> **PROVIDED DATA**
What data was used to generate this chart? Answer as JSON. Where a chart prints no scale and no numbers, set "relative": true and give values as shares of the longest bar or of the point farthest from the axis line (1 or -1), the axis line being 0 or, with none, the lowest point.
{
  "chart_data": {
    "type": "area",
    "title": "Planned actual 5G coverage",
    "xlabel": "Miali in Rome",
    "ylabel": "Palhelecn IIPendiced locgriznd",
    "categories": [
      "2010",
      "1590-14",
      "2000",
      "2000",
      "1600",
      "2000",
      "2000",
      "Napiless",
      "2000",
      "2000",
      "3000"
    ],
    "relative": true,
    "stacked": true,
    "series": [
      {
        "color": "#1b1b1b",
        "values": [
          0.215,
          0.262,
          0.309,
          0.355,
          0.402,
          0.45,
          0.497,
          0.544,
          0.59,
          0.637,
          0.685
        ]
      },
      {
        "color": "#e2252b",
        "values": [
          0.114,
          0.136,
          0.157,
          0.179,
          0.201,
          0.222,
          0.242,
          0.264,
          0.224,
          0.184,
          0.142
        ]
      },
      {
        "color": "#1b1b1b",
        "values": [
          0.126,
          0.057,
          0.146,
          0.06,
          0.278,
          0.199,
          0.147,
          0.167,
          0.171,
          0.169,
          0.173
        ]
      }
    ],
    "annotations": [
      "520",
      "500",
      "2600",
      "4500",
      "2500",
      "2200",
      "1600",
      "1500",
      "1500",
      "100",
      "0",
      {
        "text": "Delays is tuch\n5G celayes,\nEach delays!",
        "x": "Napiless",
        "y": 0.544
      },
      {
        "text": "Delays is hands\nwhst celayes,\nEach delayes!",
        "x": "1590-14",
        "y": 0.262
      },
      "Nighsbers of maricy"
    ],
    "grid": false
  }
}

> **YOUR OBJECTIVE**
Repeat each of the entries above precisely as given.

> **OUTPUT**
What data was used to generate this chart? Answer as JSON. Where a chart prints no scale and no numbers, set "relative": true and give values as shares of the longest bar or of the point farthest from the axis line (1 or -1), the axis line being 0 or, with none, the lowest point.
{
  "chart_data": {
    "type": "area",
    "title": "Planned actual 5G coverage",
    "xlabel": "Miali in Rome",
    "ylabel": "Palhelecn IIPendiced locgriznd",
    "categories": [
      "2010",
      "1590-14",
      "2000",
      "2000",
      "1600",
      "2000",
      "2000",
      "Napiless",
      "2000",
      "2000",
      "3000"
    ],
    "relative": true,
    "stacked": true,
    "series": [
      {
        "color": "#1b1b1b",
        "values": [
          0.215,
          0.262,
          0.309,
          0.355,
          0.402,
          0.45,
          0.497,
          0.544,
          0.59,
          0.637,
          0.685
        ]
      },
      {
        "color": "#e2252b",
        "values": [
          0.114,
          0.136,
          0.157,
          0.179,
          0.201,
          0.222,
          0.242,
          0.264,
          0.224,
          0.184,
          0.142
        ]
      },
      {
        "color": "#1b1b1b",
        "values": [
          0.126,
          0.057,
          0.146,
          0.06,
          0.278,
          0.199,
          0.147,
          0.167,
          0.171,
          0.169,
          0.173
        ]
      }
    ],
    "annotations": [
      "520",
      "500",
      "2600",
      "4500",
      "2500",
      "2200",
      "1600",
      "1500",
      "1500",
      "100",
      "0",
      {
        "text": "Delays is tuch\n5G celayes,\nEach delays!",
        "x": "Napiless",
        "y": 0.544
      },
      {
        "text": "Delays is hands\nwhst celayes,\nEach delayes!",
        "x": "1590-14",
        "y": 0.262
      },
      "Nighsbers of maricy"
    ],
    "grid": false
  }
}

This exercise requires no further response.